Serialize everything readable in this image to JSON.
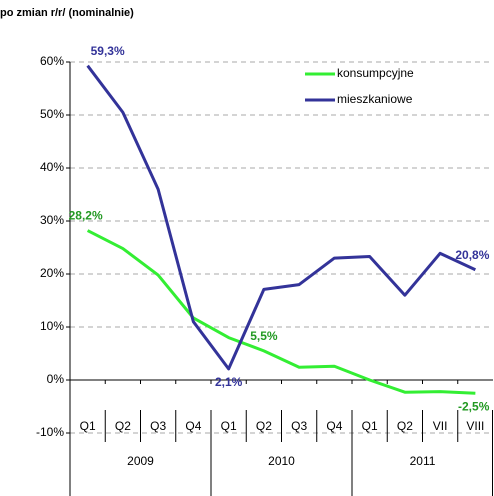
{
  "chart_data": {
    "type": "line",
    "title": "po zmian r/r/ (nominalnie)",
    "groups": [
      {
        "name": "2009",
        "categories": [
          "Q1",
          "Q2",
          "Q3",
          "Q4"
        ]
      },
      {
        "name": "2010",
        "categories": [
          "Q1",
          "Q2",
          "Q3",
          "Q4"
        ]
      },
      {
        "name": "2011",
        "categories": [
          "Q1",
          "Q2",
          "VII",
          "VIII"
        ]
      }
    ],
    "series": [
      {
        "name": "konsumpcyjne",
        "color": "#33ee33",
        "label_color": "#229922",
        "values": [
          28.2,
          24.8,
          19.8,
          11.7,
          8.0,
          5.5,
          2.4,
          2.6,
          0.0,
          -2.3,
          -2.2,
          -2.5
        ],
        "value_labels": [
          "28,2%",
          null,
          null,
          null,
          null,
          "5,5%",
          null,
          null,
          null,
          null,
          null,
          "-2,5%"
        ]
      },
      {
        "name": "mieszkaniowe",
        "color": "#333399",
        "label_color": "#333399",
        "values": [
          59.3,
          50.5,
          36.0,
          11.0,
          2.1,
          17.1,
          18.0,
          23.0,
          23.3,
          16.0,
          23.9,
          20.8
        ],
        "value_labels": [
          "59,3%",
          null,
          null,
          null,
          "2,1%",
          null,
          null,
          null,
          null,
          null,
          null,
          "20,8%"
        ]
      }
    ],
    "ylim": [
      -10,
      60
    ],
    "yticks": [
      {
        "value": -10,
        "label": "-10%"
      },
      {
        "value": 0,
        "label": "0%"
      },
      {
        "value": 10,
        "label": "10%"
      },
      {
        "value": 20,
        "label": "20%"
      },
      {
        "value": 30,
        "label": "30%"
      },
      {
        "value": 40,
        "label": "40%"
      },
      {
        "value": 50,
        "label": "50%"
      },
      {
        "value": 60,
        "label": "60%"
      }
    ],
    "grid": true,
    "legend": "top-right"
  }
}
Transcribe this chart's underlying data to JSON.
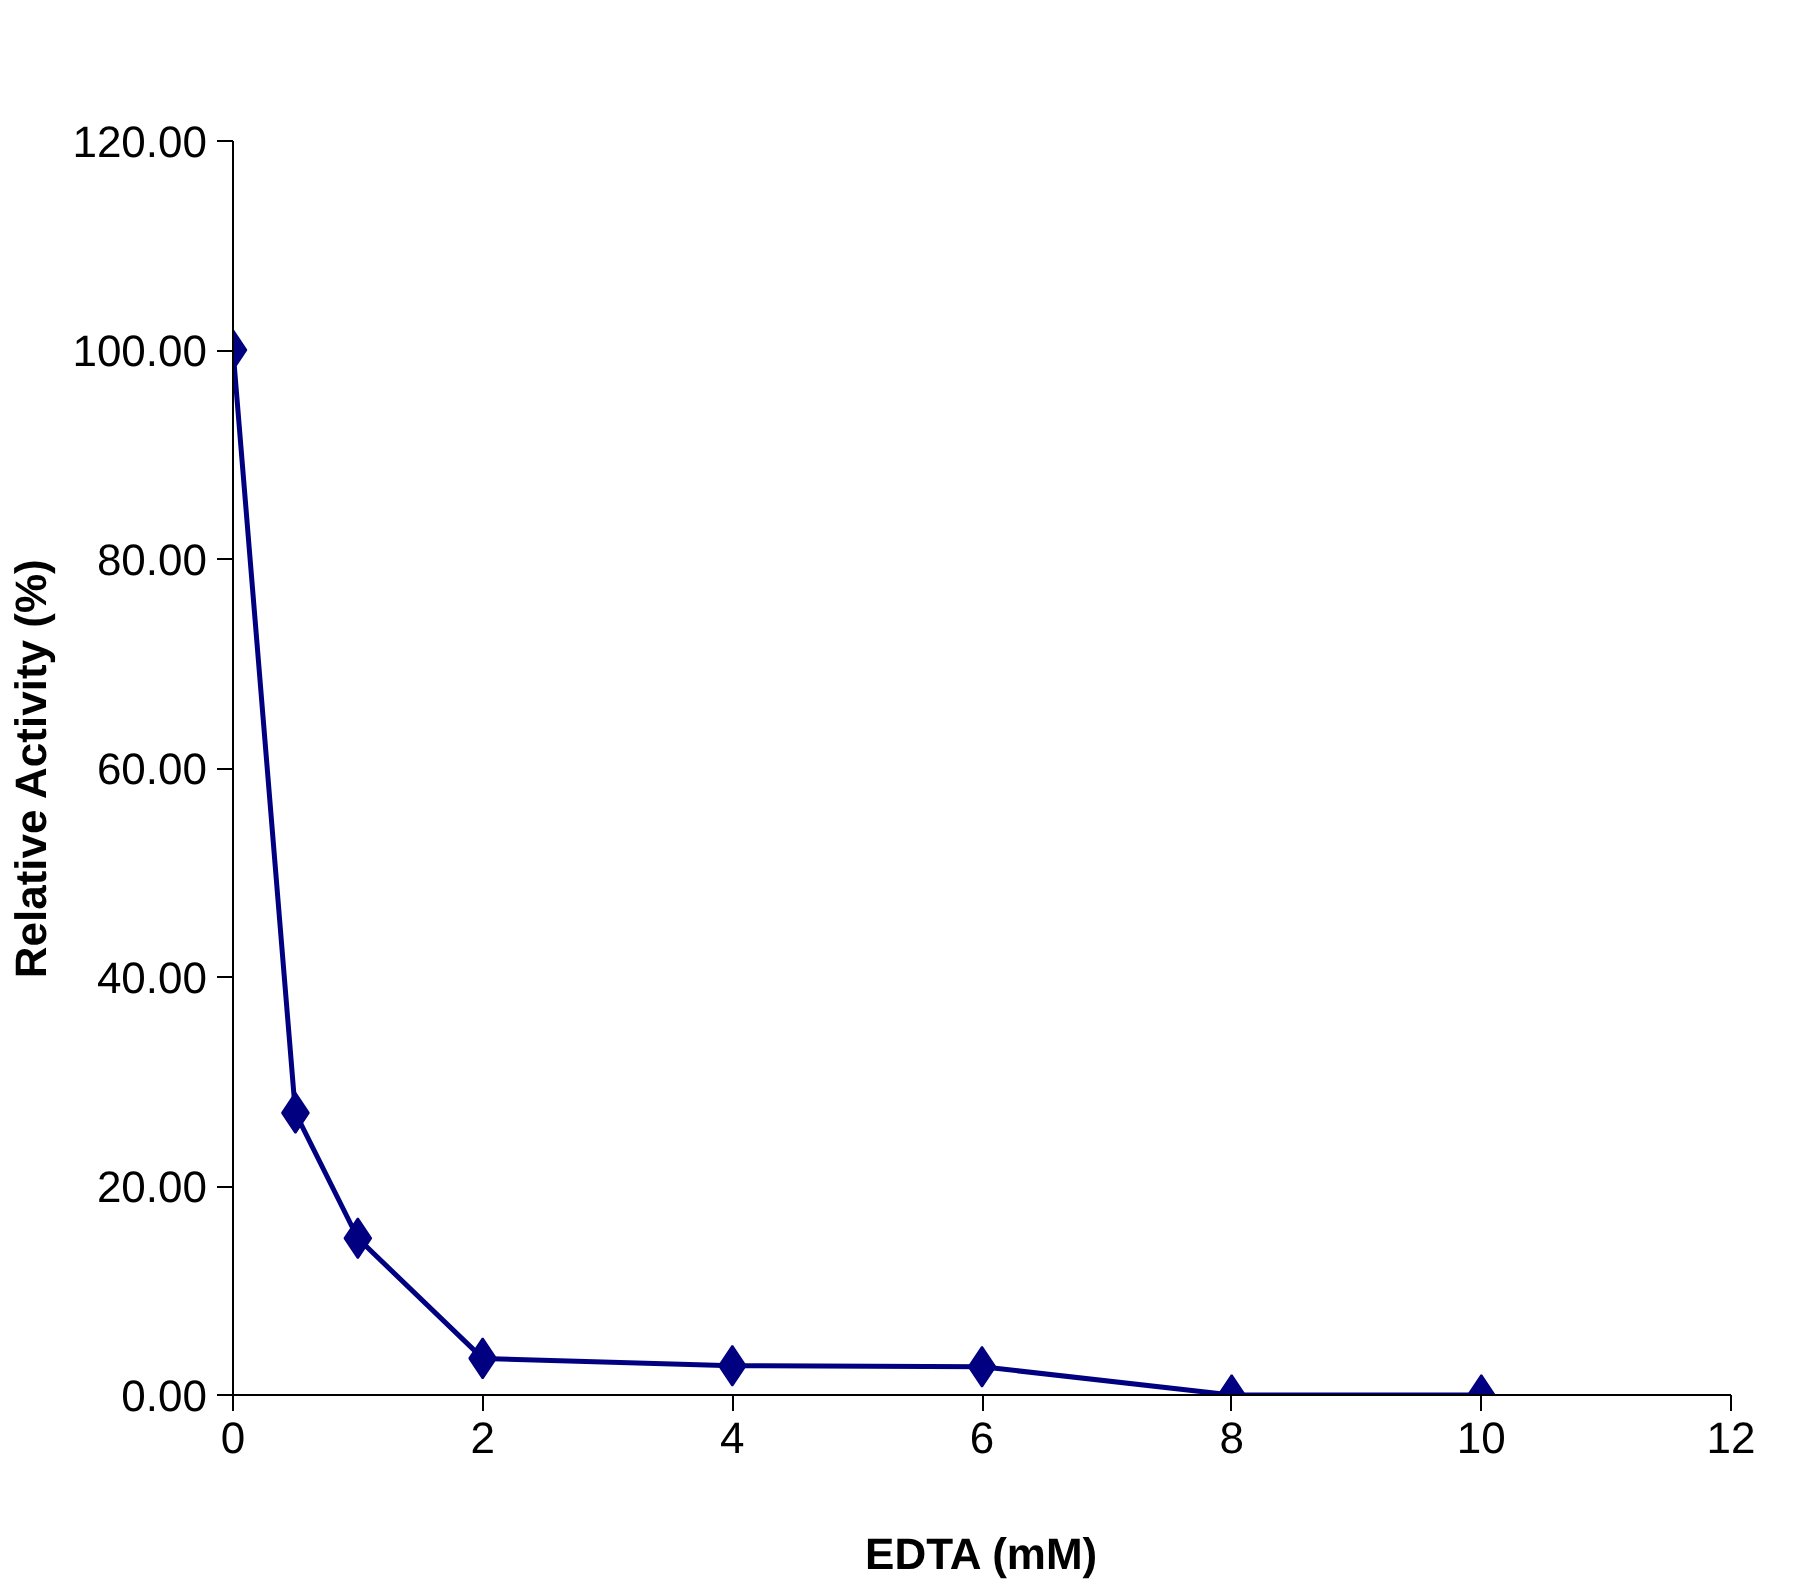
{
  "chart_data": {
    "type": "line",
    "xlabel": "EDTA (mM)",
    "ylabel": "Relative Activity (%)",
    "x": [
      0,
      0.5,
      1,
      2,
      4,
      6,
      8,
      10
    ],
    "series": [
      {
        "color": "#000080",
        "values": [
          100,
          27,
          15,
          3.5,
          2.8,
          2.7,
          0,
          0
        ]
      }
    ],
    "xlim": [
      0,
      12
    ],
    "xticks": [
      0,
      2,
      4,
      6,
      8,
      10,
      12
    ],
    "ylim": [
      0,
      120
    ],
    "yticks": [
      {
        "value": 0,
        "label": "0.00"
      },
      {
        "value": 20,
        "label": "20.00"
      },
      {
        "value": 40,
        "label": "40.00"
      },
      {
        "value": 60,
        "label": "60.00"
      },
      {
        "value": 80,
        "label": "80.00"
      },
      {
        "value": 100,
        "label": "100.00"
      },
      {
        "value": 120,
        "label": "120.00"
      }
    ],
    "grid": false,
    "marker": "diamond",
    "line_style": "solid"
  }
}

Task to carry out: Above are records with pictures; repeat the records exactly and leave the pictures out.

Answer to this task:
Serialize everything readable in this image to JSON.
{
  "chart_data": {
    "type": "line",
    "title": "po zmian r/r/ (nominalnie)",
    "groups": [
      {
        "name": "2009",
        "categories": [
          "Q1",
          "Q2",
          "Q3",
          "Q4"
        ]
      },
      {
        "name": "2010",
        "categories": [
          "Q1",
          "Q2",
          "Q3",
          "Q4"
        ]
      },
      {
        "name": "2011",
        "categories": [
          "Q1",
          "Q2",
          "VII",
          "VIII"
        ]
      }
    ],
    "series": [
      {
        "name": "konsumpcyjne",
        "color": "#33ee33",
        "label_color": "#229922",
        "values": [
          28.2,
          24.8,
          19.8,
          11.7,
          8.0,
          5.5,
          2.4,
          2.6,
          0.0,
          -2.3,
          -2.2,
          -2.5
        ],
        "value_labels": [
          "28,2%",
          null,
          null,
          null,
          null,
          "5,5%",
          null,
          null,
          null,
          null,
          null,
          "-2,5%"
        ]
      },
      {
        "name": "mieszkaniowe",
        "color": "#333399",
        "label_color": "#333399",
        "values": [
          59.3,
          50.5,
          36.0,
          11.0,
          2.1,
          17.1,
          18.0,
          23.0,
          23.3,
          16.0,
          23.9,
          20.8
        ],
        "value_labels": [
          "59,3%",
          null,
          null,
          null,
          "2,1%",
          null,
          null,
          null,
          null,
          null,
          null,
          "20,8%"
        ]
      }
    ],
    "ylim": [
      -10,
      60
    ],
    "yticks": [
      {
        "value": -10,
        "label": "-10%"
      },
      {
        "value": 0,
        "label": "0%"
      },
      {
        "value": 10,
        "label": "10%"
      },
      {
        "value": 20,
        "label": "20%"
      },
      {
        "value": 30,
        "label": "30%"
      },
      {
        "value": 40,
        "label": "40%"
      },
      {
        "value": 50,
        "label": "50%"
      },
      {
        "value": 60,
        "label": "60%"
      }
    ],
    "grid": true,
    "legend": "top-right"
  }
}
Transcribe this chart's underlying data to JSON.
{
  "chart_data": {
    "type": "line",
    "xlabel": "EDTA (mM)",
    "ylabel": "Relative Activity (%)",
    "x": [
      0,
      0.5,
      1,
      2,
      4,
      6,
      8,
      10
    ],
    "series": [
      {
        "color": "#000080",
        "values": [
          100,
          27,
          15,
          3.5,
          2.8,
          2.7,
          0,
          0
        ]
      }
    ],
    "xlim": [
      0,
      12
    ],
    "xticks": [
      0,
      2,
      4,
      6,
      8,
      10,
      12
    ],
    "ylim": [
      0,
      120
    ],
    "yticks": [
      {
        "value": 0,
        "label": "0.00"
      },
      {
        "value": 20,
        "label": "20.00"
      },
      {
        "value": 40,
        "label": "40.00"
      },
      {
        "value": 60,
        "label": "60.00"
      },
      {
        "value": 80,
        "label": "80.00"
      },
      {
        "value": 100,
        "label": "100.00"
      },
      {
        "value": 120,
        "label": "120.00"
      }
    ],
    "grid": false,
    "marker": "diamond",
    "line_style": "solid"
  }
}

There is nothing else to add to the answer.